*Task objective*:
Check each line of the records below for the word "Panel" and copy those where it appears.
________
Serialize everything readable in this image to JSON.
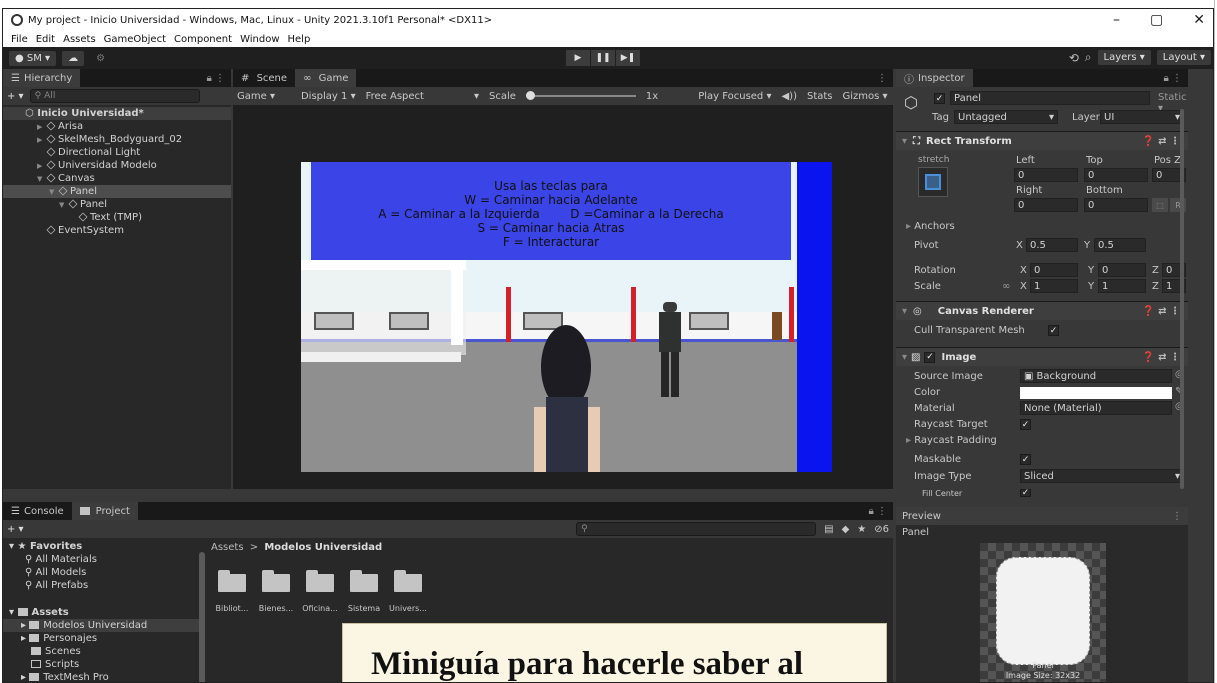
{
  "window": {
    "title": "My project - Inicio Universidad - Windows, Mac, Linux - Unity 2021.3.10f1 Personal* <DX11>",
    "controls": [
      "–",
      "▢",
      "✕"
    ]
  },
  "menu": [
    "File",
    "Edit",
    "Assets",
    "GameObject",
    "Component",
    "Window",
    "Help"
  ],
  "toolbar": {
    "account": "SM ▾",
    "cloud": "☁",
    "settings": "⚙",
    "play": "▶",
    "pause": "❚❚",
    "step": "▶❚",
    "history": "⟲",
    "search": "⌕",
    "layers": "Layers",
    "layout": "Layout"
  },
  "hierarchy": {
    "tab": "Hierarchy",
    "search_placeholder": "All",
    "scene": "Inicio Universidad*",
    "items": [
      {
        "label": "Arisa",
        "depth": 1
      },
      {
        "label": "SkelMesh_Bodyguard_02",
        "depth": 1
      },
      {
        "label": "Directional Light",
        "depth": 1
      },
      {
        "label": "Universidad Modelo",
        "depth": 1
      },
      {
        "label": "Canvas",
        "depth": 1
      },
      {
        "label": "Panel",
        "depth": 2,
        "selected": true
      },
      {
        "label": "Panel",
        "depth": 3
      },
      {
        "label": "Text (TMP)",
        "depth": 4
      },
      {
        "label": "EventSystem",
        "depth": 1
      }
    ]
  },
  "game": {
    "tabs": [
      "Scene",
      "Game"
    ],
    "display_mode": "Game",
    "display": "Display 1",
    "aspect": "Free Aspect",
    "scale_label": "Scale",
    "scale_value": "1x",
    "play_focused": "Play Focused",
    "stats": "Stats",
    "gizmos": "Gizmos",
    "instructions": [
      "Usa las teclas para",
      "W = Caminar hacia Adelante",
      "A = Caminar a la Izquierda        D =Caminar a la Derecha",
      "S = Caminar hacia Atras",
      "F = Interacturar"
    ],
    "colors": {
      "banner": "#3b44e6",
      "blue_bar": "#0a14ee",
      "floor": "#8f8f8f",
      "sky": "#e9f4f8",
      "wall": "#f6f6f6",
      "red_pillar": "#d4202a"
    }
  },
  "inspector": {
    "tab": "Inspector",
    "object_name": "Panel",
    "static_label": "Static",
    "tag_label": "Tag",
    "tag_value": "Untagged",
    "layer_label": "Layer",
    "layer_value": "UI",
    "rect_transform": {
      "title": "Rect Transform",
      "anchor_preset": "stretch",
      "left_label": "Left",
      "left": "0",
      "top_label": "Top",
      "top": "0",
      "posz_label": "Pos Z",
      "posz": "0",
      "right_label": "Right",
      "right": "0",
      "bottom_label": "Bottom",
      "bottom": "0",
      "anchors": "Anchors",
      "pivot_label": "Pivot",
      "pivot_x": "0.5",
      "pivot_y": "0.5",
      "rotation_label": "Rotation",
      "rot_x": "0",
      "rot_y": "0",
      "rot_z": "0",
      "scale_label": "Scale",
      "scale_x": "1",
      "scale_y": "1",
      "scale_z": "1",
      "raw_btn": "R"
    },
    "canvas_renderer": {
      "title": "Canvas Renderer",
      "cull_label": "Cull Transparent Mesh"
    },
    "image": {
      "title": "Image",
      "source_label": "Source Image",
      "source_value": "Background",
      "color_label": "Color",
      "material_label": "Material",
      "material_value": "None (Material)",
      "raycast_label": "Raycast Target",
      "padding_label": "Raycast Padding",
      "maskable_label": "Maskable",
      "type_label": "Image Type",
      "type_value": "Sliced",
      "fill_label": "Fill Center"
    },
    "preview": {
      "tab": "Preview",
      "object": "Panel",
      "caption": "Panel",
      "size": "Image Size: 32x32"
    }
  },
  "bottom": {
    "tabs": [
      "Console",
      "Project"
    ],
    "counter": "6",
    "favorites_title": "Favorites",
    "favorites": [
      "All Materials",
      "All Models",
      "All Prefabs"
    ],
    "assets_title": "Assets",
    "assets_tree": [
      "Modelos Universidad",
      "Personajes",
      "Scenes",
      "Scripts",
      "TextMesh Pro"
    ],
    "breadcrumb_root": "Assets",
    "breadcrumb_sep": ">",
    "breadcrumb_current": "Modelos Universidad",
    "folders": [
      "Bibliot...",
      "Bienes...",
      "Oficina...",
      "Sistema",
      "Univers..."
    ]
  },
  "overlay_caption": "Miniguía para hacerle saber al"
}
________
*Result of the exercise*:
        "label": "Panel",
        "label": "Panel",
    "object_name": "Panel",
      "object": "Panel",
      "caption": "Panel",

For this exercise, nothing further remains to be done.